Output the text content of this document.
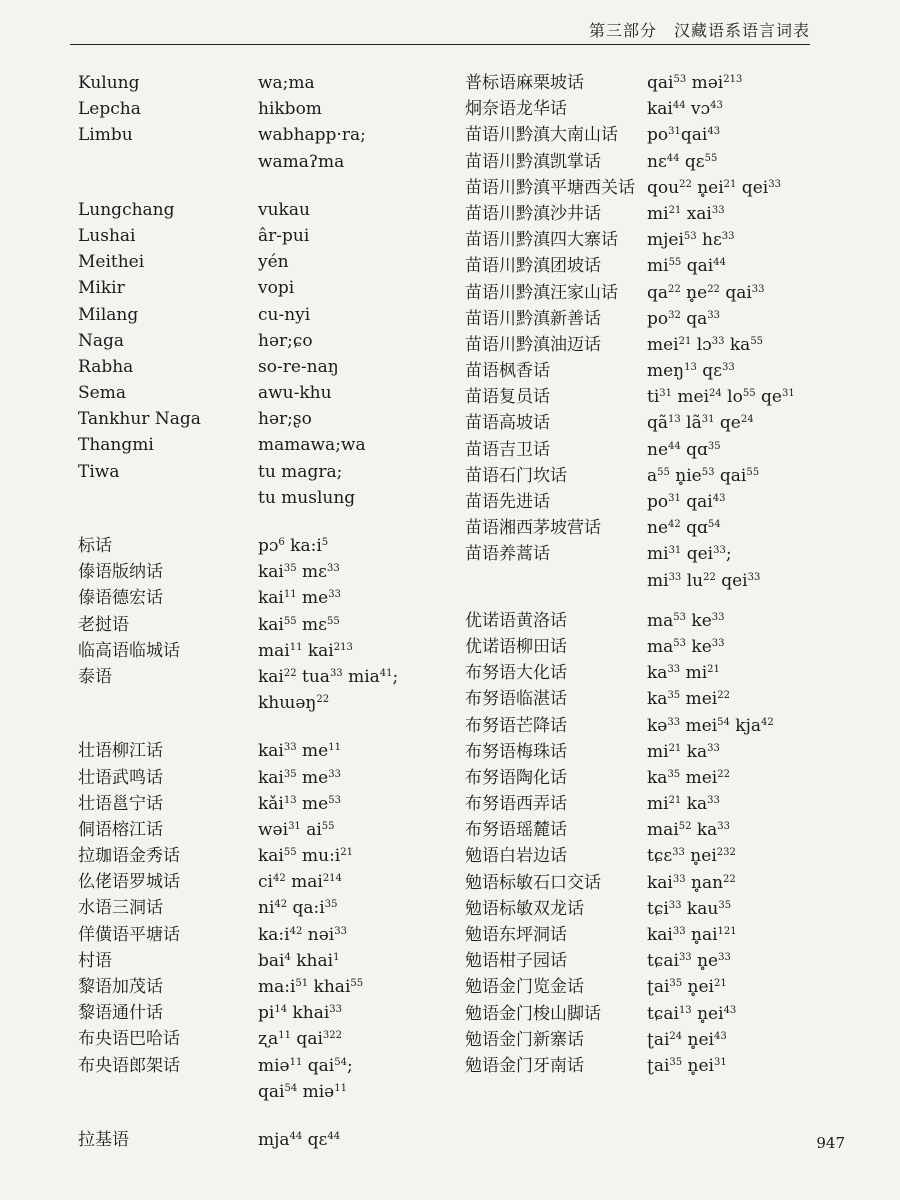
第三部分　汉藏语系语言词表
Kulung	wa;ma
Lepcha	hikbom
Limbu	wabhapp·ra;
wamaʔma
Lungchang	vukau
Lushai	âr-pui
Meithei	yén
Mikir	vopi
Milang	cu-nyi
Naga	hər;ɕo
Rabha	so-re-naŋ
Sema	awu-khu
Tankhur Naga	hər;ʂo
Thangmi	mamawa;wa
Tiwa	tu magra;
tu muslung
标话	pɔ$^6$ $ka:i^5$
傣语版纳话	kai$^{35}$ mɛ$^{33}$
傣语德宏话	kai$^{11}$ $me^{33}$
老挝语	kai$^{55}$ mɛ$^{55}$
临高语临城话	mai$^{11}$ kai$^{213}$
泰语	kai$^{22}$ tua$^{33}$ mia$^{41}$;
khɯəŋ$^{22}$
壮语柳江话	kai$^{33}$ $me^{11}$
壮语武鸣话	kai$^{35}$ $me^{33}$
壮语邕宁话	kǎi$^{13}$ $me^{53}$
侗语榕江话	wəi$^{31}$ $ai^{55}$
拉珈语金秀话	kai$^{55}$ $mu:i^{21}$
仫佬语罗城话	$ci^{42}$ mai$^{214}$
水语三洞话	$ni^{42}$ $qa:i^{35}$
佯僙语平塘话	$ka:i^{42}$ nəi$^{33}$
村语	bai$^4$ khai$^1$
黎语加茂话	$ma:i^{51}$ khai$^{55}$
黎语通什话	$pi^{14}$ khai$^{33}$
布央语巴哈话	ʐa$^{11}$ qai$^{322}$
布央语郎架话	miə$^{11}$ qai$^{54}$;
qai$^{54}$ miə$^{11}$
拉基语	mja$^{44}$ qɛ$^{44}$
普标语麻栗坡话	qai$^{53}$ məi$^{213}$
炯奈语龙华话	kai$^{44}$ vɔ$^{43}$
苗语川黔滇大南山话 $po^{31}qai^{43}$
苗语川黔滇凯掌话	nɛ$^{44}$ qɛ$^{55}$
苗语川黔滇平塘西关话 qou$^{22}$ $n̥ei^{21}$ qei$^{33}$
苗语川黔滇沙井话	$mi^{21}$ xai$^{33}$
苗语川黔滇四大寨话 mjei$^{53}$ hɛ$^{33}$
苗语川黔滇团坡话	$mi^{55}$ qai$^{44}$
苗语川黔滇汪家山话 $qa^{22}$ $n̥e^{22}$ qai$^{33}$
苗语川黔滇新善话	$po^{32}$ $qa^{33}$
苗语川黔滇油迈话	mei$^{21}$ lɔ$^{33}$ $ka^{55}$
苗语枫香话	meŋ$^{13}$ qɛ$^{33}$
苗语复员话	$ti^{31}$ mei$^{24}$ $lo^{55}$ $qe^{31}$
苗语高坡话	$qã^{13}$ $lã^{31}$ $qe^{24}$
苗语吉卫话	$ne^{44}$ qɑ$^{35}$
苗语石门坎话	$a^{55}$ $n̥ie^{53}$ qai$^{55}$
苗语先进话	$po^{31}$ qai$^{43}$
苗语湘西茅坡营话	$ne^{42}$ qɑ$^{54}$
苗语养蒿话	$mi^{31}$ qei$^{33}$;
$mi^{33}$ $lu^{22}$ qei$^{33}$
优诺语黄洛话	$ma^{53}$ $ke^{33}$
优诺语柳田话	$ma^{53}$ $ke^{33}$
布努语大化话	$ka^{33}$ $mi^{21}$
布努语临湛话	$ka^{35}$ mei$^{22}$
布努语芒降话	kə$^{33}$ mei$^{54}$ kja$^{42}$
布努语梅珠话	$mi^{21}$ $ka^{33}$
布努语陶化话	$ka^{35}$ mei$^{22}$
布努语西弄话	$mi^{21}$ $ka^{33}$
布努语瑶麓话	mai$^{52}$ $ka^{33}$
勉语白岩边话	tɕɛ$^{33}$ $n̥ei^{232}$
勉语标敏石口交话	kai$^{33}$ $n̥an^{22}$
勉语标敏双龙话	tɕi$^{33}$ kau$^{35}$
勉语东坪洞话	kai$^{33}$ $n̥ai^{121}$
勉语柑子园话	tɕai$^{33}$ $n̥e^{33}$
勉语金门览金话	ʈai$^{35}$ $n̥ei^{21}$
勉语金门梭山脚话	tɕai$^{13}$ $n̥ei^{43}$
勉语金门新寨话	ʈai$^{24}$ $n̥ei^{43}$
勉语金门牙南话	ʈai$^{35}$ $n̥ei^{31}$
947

+++

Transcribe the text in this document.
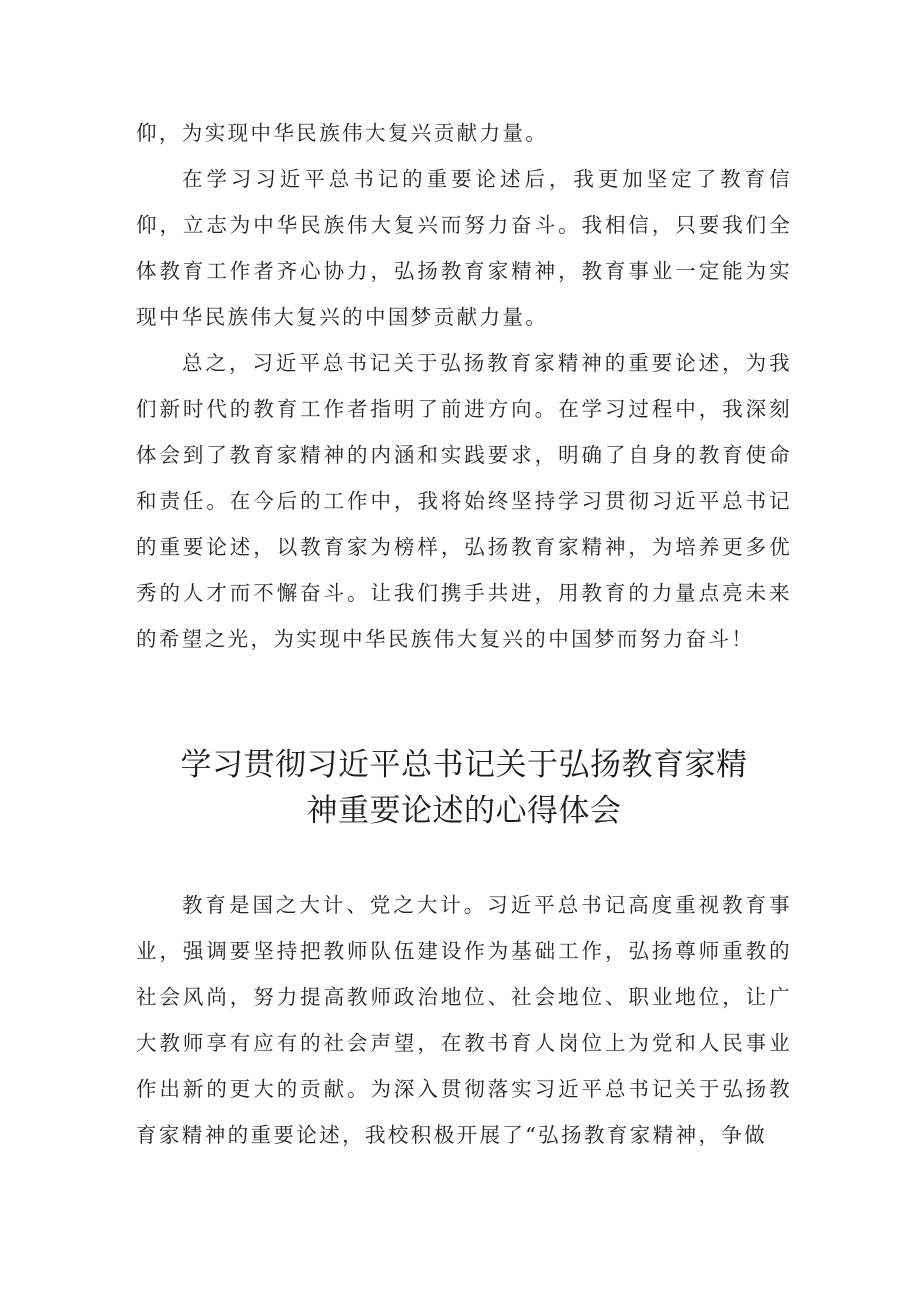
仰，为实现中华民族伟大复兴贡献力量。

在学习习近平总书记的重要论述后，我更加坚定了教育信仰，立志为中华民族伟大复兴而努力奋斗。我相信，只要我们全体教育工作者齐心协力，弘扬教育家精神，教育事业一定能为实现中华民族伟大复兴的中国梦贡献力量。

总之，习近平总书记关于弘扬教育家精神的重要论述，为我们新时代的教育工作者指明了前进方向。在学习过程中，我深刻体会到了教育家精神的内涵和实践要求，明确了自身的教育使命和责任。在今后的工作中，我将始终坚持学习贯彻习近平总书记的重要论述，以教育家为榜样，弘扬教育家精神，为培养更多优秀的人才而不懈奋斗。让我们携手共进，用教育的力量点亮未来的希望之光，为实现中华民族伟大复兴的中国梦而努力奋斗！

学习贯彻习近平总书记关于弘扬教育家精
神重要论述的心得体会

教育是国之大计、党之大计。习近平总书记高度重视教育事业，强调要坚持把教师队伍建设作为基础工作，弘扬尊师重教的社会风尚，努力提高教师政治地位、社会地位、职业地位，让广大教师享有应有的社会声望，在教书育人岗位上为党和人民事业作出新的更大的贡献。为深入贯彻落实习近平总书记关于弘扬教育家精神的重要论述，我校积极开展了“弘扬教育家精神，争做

+++

Given instruction:
Find the lines containing "text" and pull them out.

Completed task:
Output the text content of this document.
Transcribe the text in this document.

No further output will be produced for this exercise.